### YOUR INSTRUCTIONS
Establish how many lines in the material include the string "Convert" and report it as a lone number.

### EXERCISE DATA
------------
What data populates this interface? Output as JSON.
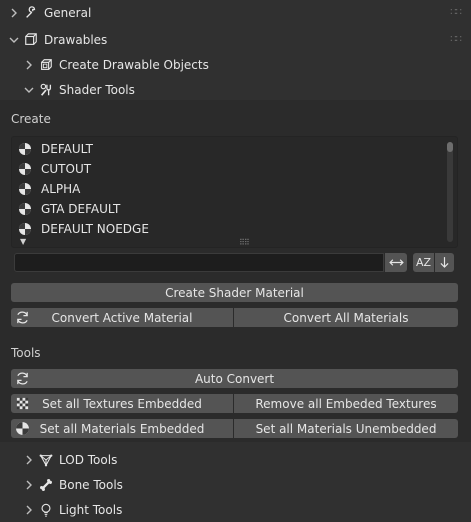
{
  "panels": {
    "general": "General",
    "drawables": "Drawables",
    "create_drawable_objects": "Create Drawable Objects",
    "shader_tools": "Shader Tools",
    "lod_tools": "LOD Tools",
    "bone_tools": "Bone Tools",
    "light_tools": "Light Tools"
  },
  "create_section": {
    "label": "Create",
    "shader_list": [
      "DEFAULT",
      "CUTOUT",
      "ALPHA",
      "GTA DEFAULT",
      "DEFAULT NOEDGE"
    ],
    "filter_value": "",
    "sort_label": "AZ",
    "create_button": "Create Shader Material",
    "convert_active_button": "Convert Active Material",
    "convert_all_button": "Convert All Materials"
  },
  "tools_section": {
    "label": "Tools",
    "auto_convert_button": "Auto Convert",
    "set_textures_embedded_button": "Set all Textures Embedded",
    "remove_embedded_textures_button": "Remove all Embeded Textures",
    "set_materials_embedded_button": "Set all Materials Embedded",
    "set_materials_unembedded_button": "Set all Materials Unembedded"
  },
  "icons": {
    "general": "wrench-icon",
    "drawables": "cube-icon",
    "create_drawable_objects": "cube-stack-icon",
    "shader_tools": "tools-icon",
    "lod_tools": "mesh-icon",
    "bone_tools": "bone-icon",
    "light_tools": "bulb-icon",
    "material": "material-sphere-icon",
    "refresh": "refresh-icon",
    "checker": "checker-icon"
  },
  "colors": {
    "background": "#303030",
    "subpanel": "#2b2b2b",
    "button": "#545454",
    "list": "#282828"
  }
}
------------
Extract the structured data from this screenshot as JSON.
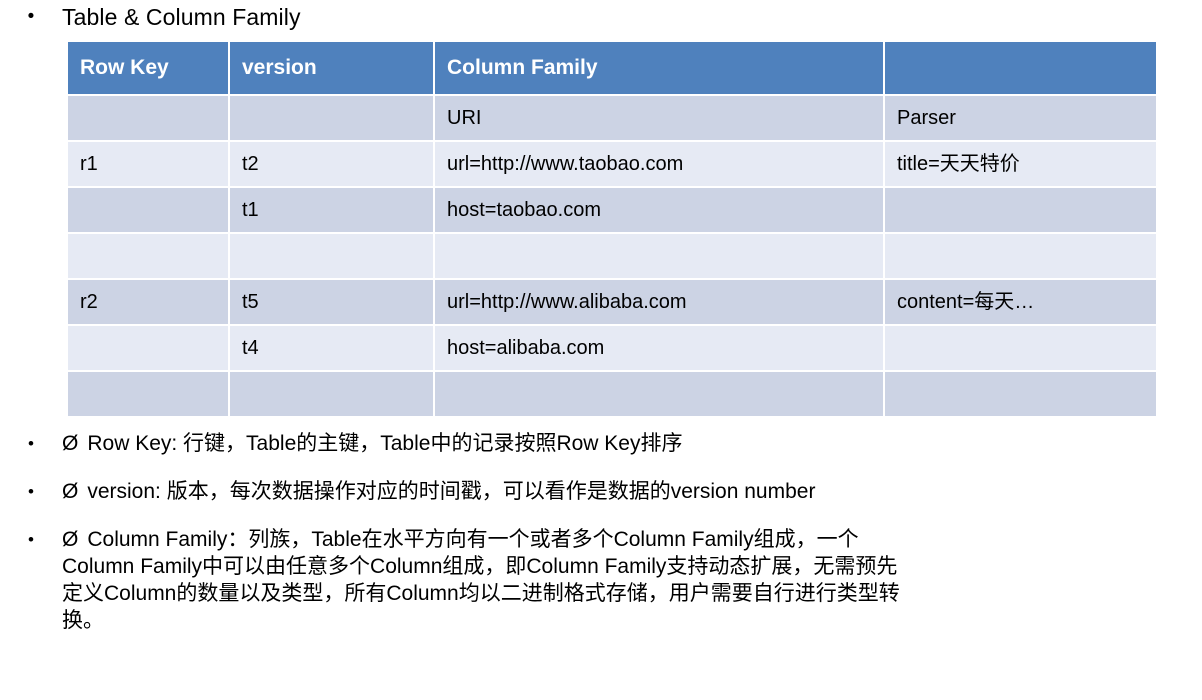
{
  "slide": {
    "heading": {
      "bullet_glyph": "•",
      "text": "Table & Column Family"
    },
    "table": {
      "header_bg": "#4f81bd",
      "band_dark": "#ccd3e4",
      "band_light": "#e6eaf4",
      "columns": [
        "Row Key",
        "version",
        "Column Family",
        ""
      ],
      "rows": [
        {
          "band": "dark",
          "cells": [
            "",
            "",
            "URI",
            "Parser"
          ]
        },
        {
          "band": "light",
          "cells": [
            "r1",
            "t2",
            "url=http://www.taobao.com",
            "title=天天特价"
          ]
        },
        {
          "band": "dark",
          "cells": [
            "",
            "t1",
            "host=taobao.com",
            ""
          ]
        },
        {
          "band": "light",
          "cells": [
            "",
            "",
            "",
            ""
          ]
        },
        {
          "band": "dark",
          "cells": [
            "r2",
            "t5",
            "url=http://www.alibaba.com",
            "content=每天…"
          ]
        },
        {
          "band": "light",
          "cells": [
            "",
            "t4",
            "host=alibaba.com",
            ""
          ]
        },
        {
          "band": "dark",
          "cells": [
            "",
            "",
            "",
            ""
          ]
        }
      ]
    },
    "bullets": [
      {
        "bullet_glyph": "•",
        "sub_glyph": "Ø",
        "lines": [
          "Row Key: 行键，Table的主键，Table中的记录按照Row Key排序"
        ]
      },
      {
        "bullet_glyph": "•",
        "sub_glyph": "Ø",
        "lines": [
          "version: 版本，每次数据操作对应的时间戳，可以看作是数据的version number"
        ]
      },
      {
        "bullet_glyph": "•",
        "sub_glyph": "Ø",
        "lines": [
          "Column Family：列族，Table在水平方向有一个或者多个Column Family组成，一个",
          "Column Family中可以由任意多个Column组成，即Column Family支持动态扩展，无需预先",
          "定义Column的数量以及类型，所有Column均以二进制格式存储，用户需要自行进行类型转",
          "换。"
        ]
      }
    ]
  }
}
------------
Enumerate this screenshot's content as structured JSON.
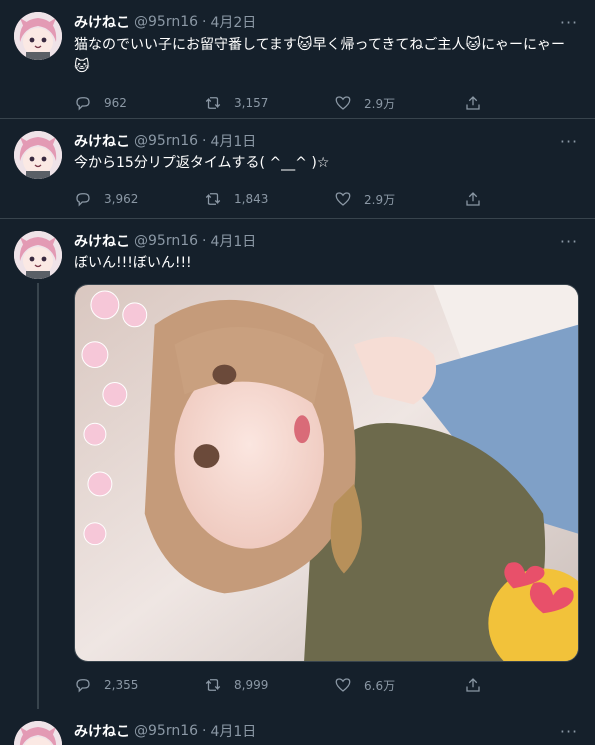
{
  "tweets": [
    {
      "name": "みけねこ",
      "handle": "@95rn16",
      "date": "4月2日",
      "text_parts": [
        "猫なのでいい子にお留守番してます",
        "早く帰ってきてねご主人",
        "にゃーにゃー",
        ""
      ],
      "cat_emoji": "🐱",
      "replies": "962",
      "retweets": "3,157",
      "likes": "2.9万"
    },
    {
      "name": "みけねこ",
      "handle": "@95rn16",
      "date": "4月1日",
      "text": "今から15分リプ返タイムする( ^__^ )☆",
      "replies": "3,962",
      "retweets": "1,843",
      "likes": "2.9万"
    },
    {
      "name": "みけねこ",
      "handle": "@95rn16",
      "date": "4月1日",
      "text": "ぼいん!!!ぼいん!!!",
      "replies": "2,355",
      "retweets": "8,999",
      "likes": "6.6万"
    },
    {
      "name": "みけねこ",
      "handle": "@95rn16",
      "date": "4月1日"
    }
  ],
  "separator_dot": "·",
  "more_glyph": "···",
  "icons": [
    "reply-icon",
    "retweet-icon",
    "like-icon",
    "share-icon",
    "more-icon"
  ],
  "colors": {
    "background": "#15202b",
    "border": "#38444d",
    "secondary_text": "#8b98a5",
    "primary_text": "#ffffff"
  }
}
------------
### REPLY
3